### EXTRACTED ENTRIES
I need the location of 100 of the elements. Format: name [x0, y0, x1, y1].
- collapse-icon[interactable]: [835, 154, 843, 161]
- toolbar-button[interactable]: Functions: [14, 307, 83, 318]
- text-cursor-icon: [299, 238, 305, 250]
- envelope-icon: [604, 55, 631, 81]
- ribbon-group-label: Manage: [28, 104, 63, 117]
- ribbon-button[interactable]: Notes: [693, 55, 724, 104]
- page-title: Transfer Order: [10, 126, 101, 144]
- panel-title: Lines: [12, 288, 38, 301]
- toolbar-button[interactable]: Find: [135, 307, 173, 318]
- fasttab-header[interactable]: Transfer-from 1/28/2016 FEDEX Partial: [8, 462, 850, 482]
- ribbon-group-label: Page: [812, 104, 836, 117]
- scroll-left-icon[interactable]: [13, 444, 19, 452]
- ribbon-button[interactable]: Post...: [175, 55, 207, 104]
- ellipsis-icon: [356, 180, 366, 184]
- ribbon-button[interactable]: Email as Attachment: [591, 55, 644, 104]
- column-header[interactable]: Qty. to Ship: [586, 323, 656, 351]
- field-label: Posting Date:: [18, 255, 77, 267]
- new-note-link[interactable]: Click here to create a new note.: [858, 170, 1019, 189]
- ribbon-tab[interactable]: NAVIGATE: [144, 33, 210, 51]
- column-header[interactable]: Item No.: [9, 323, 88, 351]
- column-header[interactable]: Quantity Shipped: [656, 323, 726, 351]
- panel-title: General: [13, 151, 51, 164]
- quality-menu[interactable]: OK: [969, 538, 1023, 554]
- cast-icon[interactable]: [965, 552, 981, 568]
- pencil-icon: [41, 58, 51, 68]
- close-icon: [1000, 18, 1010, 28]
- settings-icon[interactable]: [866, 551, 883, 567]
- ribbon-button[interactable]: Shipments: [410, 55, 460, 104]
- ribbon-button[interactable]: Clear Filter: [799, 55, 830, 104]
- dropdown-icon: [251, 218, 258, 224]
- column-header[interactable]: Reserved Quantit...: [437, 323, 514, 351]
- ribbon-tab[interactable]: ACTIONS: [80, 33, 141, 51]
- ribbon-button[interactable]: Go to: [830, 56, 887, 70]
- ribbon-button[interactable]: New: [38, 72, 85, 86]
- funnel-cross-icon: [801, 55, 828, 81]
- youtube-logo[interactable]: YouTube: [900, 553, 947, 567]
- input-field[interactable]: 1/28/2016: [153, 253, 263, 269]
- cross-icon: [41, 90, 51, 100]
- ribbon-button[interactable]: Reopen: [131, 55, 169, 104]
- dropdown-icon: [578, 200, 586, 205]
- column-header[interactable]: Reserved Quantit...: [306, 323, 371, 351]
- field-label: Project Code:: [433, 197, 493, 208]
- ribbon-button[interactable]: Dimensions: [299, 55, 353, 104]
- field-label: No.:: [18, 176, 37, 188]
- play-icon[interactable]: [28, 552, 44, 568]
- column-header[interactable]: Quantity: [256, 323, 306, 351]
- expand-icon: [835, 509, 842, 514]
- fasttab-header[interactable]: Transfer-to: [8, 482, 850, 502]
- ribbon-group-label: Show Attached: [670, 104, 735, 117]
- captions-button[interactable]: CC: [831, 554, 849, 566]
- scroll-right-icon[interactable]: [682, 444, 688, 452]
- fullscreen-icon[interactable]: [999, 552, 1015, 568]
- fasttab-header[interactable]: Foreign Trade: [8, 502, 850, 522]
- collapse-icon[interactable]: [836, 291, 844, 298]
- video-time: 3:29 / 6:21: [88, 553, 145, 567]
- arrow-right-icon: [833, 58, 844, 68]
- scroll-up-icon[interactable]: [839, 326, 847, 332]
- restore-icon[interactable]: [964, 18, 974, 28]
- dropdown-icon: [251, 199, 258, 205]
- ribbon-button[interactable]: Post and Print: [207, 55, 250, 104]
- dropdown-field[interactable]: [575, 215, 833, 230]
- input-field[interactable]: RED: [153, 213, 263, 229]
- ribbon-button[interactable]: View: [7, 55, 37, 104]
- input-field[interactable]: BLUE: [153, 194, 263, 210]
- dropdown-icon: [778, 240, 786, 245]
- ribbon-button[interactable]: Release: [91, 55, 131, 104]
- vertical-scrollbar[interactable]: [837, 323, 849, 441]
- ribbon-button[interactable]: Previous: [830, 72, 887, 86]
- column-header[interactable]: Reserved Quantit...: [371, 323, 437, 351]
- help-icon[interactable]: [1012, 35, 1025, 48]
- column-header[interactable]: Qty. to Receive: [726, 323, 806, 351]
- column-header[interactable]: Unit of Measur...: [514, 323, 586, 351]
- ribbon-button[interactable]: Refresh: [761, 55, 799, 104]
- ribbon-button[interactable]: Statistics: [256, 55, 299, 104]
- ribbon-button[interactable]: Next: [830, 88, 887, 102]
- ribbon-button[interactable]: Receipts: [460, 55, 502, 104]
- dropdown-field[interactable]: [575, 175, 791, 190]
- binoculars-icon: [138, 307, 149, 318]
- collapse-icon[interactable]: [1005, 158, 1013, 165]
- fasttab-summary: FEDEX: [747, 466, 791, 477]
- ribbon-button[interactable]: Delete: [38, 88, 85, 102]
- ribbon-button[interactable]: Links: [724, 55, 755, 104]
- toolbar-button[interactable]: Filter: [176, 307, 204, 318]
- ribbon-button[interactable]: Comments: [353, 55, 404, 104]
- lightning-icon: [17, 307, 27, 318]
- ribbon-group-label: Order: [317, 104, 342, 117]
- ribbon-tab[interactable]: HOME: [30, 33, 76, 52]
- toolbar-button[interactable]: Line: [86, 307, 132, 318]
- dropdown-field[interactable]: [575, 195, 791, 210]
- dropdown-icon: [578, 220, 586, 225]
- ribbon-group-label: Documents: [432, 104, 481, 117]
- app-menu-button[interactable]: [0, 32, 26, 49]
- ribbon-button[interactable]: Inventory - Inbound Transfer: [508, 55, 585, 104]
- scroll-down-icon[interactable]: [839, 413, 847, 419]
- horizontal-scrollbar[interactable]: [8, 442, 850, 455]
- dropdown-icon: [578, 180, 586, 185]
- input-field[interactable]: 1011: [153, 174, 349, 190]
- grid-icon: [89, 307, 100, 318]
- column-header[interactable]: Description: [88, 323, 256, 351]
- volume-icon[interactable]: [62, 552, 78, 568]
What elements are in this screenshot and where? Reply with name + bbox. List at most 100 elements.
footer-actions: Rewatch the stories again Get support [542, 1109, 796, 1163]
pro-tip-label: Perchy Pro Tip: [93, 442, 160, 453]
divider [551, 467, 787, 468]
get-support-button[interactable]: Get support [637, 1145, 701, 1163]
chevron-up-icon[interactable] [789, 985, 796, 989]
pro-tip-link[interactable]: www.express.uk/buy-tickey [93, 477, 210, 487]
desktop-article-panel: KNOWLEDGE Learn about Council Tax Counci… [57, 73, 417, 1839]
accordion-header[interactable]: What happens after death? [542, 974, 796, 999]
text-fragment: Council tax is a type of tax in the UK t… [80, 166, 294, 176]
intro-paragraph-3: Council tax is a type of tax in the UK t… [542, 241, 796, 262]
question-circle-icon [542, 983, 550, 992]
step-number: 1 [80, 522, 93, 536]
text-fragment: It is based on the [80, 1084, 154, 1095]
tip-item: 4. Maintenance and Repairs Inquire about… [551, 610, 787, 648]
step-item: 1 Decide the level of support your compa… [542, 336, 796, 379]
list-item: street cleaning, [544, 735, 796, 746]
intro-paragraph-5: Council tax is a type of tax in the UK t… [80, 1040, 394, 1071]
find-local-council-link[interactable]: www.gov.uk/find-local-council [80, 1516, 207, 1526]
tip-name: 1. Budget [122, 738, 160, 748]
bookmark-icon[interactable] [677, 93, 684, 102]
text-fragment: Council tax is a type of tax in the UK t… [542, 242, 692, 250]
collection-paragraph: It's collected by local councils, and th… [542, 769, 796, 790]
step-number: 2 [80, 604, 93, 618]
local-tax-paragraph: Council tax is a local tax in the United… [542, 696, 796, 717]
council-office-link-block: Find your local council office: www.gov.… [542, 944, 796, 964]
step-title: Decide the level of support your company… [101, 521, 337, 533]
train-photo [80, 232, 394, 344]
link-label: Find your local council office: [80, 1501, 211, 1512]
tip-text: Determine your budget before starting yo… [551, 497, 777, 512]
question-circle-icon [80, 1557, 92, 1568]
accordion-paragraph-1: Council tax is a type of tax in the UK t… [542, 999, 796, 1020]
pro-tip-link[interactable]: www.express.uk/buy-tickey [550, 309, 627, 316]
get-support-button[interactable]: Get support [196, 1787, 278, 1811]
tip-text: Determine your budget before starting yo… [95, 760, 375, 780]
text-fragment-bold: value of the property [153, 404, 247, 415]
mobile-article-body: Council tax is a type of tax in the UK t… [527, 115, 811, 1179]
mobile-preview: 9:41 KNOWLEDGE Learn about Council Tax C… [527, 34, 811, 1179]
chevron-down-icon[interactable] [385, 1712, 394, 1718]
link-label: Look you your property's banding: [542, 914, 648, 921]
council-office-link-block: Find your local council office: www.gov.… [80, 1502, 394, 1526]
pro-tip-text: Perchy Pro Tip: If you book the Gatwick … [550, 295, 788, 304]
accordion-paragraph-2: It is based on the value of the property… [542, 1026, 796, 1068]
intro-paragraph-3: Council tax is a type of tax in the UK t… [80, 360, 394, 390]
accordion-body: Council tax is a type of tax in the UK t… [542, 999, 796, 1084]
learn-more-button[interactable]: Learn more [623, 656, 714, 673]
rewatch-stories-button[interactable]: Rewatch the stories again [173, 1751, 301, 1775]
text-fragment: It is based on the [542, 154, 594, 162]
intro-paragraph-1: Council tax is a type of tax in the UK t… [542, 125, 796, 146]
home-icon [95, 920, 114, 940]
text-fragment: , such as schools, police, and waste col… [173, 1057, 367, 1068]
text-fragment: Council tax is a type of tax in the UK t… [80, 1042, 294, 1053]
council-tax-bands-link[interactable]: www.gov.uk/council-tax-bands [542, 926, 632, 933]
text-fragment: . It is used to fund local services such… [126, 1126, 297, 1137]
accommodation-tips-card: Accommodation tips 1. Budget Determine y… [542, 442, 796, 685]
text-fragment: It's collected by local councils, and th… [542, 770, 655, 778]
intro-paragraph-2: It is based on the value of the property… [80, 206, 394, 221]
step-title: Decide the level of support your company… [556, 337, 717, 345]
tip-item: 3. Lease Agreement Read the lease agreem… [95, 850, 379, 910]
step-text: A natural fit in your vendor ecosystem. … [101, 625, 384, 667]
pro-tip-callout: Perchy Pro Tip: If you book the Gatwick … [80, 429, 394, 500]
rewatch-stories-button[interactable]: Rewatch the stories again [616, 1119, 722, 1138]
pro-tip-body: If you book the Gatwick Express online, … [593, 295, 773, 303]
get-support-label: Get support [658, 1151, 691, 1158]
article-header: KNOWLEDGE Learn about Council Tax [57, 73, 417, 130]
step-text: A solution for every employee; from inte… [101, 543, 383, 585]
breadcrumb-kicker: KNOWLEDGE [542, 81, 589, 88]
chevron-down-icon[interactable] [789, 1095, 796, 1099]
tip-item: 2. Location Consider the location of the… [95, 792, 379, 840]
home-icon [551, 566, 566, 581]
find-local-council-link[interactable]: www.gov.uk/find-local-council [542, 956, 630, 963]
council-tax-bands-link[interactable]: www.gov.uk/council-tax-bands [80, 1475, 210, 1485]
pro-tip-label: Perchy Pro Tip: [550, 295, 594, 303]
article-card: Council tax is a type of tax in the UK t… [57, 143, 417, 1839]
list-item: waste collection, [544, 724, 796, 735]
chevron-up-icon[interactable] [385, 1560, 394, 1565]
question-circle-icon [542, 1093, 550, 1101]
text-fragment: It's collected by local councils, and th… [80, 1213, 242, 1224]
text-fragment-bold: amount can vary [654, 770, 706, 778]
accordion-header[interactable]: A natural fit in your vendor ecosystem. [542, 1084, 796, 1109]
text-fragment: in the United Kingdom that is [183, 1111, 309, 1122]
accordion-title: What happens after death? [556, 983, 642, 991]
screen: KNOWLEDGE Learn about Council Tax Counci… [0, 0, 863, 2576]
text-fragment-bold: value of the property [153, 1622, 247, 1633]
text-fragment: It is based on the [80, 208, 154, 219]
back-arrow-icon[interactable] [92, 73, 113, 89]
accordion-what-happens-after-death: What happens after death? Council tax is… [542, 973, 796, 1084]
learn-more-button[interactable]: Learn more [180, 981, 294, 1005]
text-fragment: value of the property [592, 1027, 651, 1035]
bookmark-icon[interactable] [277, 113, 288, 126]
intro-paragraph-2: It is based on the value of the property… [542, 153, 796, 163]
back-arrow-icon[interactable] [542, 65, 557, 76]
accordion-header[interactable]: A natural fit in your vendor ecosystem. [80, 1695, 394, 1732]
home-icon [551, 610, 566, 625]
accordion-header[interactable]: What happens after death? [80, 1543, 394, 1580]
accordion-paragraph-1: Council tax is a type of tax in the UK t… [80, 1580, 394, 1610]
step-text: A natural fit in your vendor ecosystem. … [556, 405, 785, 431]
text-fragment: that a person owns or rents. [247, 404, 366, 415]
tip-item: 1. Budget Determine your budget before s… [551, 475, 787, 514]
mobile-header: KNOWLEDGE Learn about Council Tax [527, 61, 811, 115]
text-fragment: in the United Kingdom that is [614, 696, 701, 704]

### TASK PROMPT
Collect every line in the data above that contains the word "circle".

### EXPECTED OUTPUT
question-circle-icon [542, 983, 550, 992]
question-circle-icon [80, 1557, 92, 1568]
question-circle-icon [542, 1093, 550, 1101]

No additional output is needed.